### WHAT YOU ARE ASKED TO DO
Write out the whole listing again, exactly.

++++ RECORD LIST

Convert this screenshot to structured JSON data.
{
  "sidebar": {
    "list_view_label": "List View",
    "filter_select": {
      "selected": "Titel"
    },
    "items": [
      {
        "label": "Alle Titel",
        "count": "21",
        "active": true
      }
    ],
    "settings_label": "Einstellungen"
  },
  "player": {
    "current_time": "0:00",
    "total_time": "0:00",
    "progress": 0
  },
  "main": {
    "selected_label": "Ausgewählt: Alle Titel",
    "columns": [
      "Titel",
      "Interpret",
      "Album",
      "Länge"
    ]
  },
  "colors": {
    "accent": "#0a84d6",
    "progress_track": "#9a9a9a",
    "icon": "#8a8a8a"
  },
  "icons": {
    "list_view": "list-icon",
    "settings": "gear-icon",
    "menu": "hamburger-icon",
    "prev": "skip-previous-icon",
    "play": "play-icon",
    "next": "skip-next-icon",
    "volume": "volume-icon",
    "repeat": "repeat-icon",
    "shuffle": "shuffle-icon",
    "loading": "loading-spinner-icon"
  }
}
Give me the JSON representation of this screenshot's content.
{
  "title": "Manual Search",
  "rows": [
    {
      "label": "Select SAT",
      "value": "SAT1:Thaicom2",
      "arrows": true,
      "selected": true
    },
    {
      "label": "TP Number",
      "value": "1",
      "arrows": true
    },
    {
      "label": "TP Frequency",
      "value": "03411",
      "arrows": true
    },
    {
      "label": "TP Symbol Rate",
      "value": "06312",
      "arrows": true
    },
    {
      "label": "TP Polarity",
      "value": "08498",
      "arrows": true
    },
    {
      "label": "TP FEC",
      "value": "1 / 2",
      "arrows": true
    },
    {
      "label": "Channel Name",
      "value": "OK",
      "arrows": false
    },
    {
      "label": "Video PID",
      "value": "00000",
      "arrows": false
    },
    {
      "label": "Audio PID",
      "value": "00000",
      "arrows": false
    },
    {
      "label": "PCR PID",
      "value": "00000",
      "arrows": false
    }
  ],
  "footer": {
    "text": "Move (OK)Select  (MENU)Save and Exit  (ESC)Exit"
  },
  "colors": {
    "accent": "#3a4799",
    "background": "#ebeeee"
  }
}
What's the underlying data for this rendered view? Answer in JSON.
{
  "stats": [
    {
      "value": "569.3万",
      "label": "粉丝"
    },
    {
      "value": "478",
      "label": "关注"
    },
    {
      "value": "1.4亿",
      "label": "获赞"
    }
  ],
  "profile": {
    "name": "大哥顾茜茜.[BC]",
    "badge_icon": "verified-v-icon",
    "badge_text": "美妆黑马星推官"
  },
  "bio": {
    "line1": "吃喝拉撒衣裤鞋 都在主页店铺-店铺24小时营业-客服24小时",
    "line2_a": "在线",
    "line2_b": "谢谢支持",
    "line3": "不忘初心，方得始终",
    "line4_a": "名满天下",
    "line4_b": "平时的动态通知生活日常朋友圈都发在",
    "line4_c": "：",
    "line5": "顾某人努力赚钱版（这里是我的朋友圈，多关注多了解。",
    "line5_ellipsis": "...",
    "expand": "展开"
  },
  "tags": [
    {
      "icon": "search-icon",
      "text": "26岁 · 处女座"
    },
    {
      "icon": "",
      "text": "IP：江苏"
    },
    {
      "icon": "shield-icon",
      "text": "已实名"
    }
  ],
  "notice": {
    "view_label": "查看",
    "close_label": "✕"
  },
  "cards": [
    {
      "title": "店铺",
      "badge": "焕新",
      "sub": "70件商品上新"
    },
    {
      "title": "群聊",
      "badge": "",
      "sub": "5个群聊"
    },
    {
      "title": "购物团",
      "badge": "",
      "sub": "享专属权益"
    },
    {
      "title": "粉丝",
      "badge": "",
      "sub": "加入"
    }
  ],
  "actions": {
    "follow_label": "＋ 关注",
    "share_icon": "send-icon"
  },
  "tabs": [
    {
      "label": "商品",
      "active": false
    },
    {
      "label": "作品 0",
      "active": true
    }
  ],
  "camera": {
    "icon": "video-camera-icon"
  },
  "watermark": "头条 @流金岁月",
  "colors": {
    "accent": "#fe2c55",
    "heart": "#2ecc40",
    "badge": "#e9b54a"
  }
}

++++++++

### TASK SOLUTION
Convert this screenshot to structured JSON data.
{
  "sidebar": {
    "list_view_label": "List View",
    "filter_select": {
      "selected": "Titel"
    },
    "items": [
      {
        "label": "Alle Titel",
        "count": "21",
        "active": true
      }
    ],
    "settings_label": "Einstellungen"
  },
  "player": {
    "current_time": "0:00",
    "total_time": "0:00",
    "progress": 0
  },
  "main": {
    "selected_label": "Ausgewählt: Alle Titel",
    "columns": [
      "Titel",
      "Interpret",
      "Album",
      "Länge"
    ]
  },
  "colors": {
    "accent": "#0a84d6",
    "progress_track": "#9a9a9a",
    "icon": "#8a8a8a"
  },
  "icons": {
    "list_view": "list-icon",
    "settings": "gear-icon",
    "menu": "hamburger-icon",
    "prev": "skip-previous-icon",
    "play": "play-icon",
    "next": "skip-next-icon",
    "volume": "volume-icon",
    "repeat": "repeat-icon",
    "shuffle": "shuffle-icon",
    "loading": "loading-spinner-icon"
  }
}
Give me the JSON representation of this screenshot's content.
{
  "title": "Manual Search",
  "rows": [
    {
      "label": "Select SAT",
      "value": "SAT1:Thaicom2",
      "arrows": true,
      "selected": true
    },
    {
      "label": "TP Number",
      "value": "1",
      "arrows": true
    },
    {
      "label": "TP Frequency",
      "value": "03411",
      "arrows": true
    },
    {
      "label": "TP Symbol Rate",
      "value": "06312",
      "arrows": true
    },
    {
      "label": "TP Polarity",
      "value": "08498",
      "arrows": true
    },
    {
      "label": "TP FEC",
      "value": "1 / 2",
      "arrows": true
    },
    {
      "label": "Channel Name",
      "value": "OK",
      "arrows": false
    },
    {
      "label": "Video PID",
      "value": "00000",
      "arrows": false
    },
    {
      "label": "Audio PID",
      "value": "00000",
      "arrows": false
    },
    {
      "label": "PCR PID",
      "value": "00000",
      "arrows": false
    }
  ],
  "footer": {
    "text": "Move (OK)Select  (MENU)Save and Exit  (ESC)Exit"
  },
  "colors": {
    "accent": "#3a4799",
    "background": "#ebeeee"
  }
}
What's the underlying data for this rendered view? Answer in JSON.
{
  "stats": [
    {
      "value": "569.3万",
      "label": "粉丝"
    },
    {
      "value": "478",
      "label": "关注"
    },
    {
      "value": "1.4亿",
      "label": "获赞"
    }
  ],
  "profile": {
    "name": "大哥顾茜茜.[BC]",
    "badge_icon": "verified-v-icon",
    "badge_text": "美妆黑马星推官"
  },
  "bio": {
    "line1": "吃喝拉撒衣裤鞋 都在主页店铺-店铺24小时营业-客服24小时",
    "line2_a": "在线",
    "line2_b": "谢谢支持",
    "line3": "不忘初心，方得始终",
    "line4_a": "名满天下",
    "line4_b": "平时的动态通知生活日常朋友圈都发在",
    "line4_c": "：",
    "line5": "顾某人努力赚钱版（这里是我的朋友圈，多关注多了解。",
    "line5_ellipsis": "...",
    "expand": "展开"
  },
  "tags": [
    {
      "icon": "search-icon",
      "text": "26岁 · 处女座"
    },
    {
      "icon": "",
      "text": "IP：江苏"
    },
    {
      "icon": "shield-icon",
      "text": "已实名"
    }
  ],
  "notice": {
    "view_label": "查看",
    "close_label": "✕"
  },
  "cards": [
    {
      "title": "店铺",
      "badge": "焕新",
      "sub": "70件商品上新"
    },
    {
      "title": "群聊",
      "badge": "",
      "sub": "5个群聊"
    },
    {
      "title": "购物团",
      "badge": "",
      "sub": "享专属权益"
    },
    {
      "title": "粉丝",
      "badge": "",
      "sub": "加入"
    }
  ],
  "actions": {
    "follow_label": "＋ 关注",
    "share_icon": "send-icon"
  },
  "tabs": [
    {
      "label": "商品",
      "active": false
    },
    {
      "label": "作品 0",
      "active": true
    }
  ],
  "camera": {
    "icon": "video-camera-icon"
  },
  "watermark": "头条 @流金岁月",
  "colors": {
    "accent": "#fe2c55",
    "heart": "#2ecc40",
    "badge": "#e9b54a"
  }
}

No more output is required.